*Exercise task:*
Of the lines in the data below, count the ones holding the string "building", and answer with that number only.

*Dataset extract:*
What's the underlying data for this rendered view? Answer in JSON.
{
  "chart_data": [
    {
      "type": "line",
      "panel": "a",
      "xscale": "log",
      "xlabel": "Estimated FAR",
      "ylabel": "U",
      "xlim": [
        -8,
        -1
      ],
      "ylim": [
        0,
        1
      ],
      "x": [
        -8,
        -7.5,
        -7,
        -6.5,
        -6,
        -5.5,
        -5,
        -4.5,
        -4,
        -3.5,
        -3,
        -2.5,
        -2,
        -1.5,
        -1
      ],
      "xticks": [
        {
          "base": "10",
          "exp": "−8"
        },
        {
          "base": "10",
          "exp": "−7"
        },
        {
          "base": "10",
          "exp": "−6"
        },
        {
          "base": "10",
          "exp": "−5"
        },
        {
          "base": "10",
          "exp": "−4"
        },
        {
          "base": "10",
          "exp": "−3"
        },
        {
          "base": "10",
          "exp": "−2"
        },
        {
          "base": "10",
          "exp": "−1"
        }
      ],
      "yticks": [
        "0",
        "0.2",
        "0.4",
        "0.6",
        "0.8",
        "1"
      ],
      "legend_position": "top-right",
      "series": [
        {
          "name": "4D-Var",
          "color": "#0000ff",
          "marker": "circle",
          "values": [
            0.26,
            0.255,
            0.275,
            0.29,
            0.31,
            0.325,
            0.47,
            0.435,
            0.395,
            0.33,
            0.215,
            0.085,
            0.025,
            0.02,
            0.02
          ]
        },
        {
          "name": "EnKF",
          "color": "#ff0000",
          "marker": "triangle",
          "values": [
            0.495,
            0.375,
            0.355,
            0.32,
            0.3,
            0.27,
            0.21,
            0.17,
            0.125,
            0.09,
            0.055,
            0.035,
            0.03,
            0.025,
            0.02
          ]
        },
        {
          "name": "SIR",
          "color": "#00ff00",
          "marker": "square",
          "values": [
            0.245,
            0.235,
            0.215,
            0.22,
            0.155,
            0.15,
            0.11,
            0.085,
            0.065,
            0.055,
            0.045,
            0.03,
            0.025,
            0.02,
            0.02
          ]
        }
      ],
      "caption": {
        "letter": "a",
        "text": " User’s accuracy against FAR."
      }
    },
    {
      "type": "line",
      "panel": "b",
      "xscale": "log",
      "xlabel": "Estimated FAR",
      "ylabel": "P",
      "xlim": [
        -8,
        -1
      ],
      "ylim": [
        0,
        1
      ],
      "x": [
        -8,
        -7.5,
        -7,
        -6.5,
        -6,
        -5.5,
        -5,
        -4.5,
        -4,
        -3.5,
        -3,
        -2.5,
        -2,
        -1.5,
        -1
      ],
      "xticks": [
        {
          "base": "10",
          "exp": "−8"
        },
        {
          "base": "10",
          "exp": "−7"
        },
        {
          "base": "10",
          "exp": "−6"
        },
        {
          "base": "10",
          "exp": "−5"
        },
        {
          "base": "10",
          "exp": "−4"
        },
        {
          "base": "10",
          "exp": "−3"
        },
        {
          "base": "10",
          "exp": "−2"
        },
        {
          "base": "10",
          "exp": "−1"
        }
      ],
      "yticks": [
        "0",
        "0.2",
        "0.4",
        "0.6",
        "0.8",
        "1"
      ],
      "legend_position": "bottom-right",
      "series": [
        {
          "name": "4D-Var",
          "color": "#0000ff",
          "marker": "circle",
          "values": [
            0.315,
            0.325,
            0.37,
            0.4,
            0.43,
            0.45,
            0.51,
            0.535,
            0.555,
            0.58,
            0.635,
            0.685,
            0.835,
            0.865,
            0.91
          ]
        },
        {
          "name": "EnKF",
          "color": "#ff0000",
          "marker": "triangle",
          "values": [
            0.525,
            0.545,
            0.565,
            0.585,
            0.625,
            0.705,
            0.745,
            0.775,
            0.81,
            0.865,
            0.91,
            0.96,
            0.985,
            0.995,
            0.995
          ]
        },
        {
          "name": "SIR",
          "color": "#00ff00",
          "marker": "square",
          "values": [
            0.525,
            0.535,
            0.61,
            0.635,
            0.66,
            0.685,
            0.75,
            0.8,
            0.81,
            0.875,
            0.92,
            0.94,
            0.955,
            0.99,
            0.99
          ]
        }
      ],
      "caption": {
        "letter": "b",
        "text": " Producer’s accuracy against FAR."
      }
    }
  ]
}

...

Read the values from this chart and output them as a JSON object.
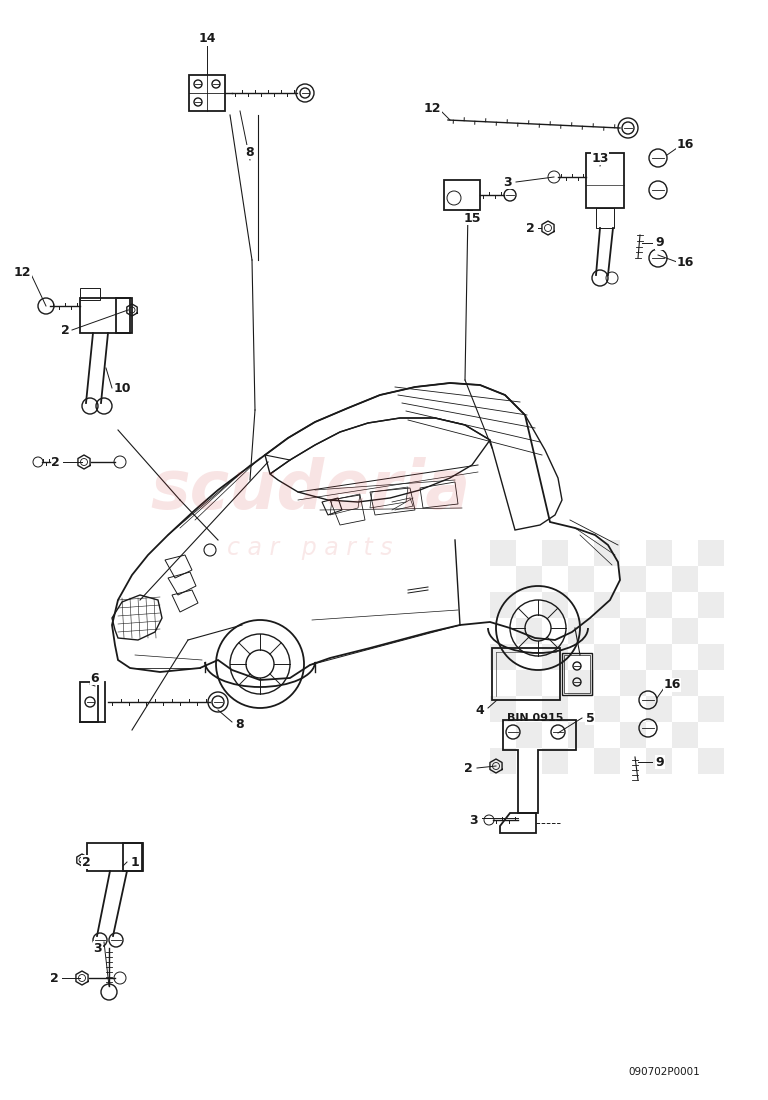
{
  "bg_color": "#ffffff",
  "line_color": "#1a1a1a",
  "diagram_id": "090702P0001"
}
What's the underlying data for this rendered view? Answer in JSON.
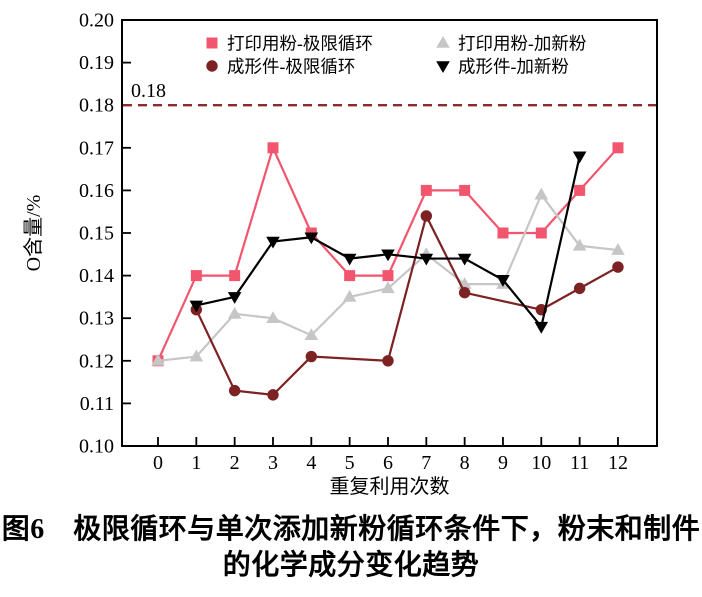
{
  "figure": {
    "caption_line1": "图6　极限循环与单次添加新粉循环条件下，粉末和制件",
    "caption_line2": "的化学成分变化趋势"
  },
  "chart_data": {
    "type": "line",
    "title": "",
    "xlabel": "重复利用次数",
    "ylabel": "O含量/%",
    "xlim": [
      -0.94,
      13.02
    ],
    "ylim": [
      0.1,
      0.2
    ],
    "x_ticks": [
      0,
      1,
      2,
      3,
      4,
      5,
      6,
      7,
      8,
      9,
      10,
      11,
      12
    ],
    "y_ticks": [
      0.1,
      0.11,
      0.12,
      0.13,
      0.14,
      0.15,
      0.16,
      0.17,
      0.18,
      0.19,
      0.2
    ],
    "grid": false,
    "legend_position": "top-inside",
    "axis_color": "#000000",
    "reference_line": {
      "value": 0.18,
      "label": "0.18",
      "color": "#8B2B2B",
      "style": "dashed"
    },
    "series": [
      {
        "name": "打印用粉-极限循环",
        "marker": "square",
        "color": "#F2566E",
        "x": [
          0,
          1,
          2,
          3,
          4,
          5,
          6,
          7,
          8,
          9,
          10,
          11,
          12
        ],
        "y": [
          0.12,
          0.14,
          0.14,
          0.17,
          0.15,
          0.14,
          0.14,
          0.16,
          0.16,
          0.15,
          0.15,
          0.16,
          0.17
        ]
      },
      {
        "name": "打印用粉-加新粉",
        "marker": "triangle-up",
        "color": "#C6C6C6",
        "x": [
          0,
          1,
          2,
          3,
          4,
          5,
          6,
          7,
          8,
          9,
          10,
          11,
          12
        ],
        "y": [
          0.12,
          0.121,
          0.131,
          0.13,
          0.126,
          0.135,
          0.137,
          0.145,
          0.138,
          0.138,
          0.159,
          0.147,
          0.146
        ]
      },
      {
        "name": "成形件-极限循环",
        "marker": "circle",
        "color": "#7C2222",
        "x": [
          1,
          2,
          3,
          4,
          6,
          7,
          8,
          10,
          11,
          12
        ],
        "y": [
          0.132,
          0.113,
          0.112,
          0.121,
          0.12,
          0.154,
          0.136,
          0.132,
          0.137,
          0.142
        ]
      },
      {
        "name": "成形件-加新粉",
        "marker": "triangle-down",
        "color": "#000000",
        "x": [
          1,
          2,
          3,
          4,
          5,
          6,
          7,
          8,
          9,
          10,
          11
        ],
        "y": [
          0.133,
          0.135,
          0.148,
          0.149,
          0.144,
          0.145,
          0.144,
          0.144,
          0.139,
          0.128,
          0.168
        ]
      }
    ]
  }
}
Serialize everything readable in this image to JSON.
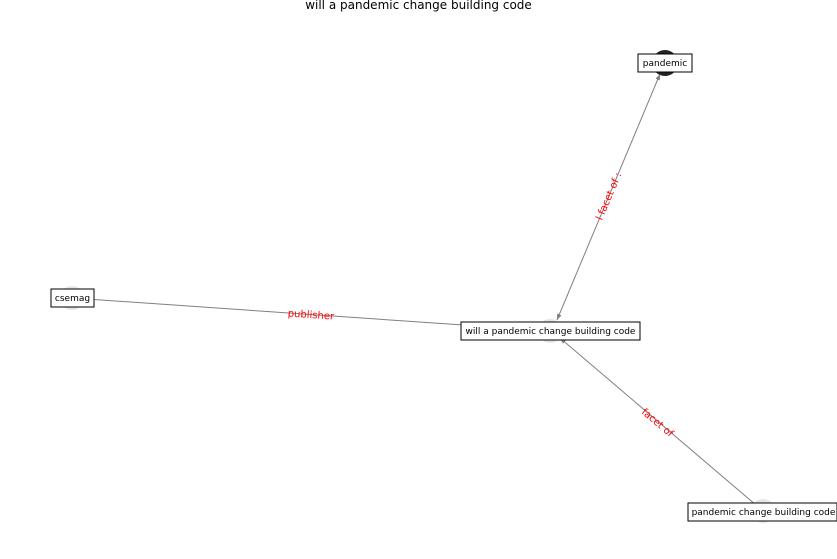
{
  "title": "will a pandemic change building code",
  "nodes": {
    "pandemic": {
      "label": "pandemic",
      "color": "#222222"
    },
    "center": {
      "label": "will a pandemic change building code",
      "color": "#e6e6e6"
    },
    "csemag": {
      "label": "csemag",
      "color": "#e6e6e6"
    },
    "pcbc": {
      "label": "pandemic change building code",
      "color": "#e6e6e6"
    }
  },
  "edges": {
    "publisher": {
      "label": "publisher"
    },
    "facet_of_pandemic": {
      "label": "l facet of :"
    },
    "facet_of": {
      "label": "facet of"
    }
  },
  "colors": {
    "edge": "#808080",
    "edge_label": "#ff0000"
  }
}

*Solution for this exercise:*
3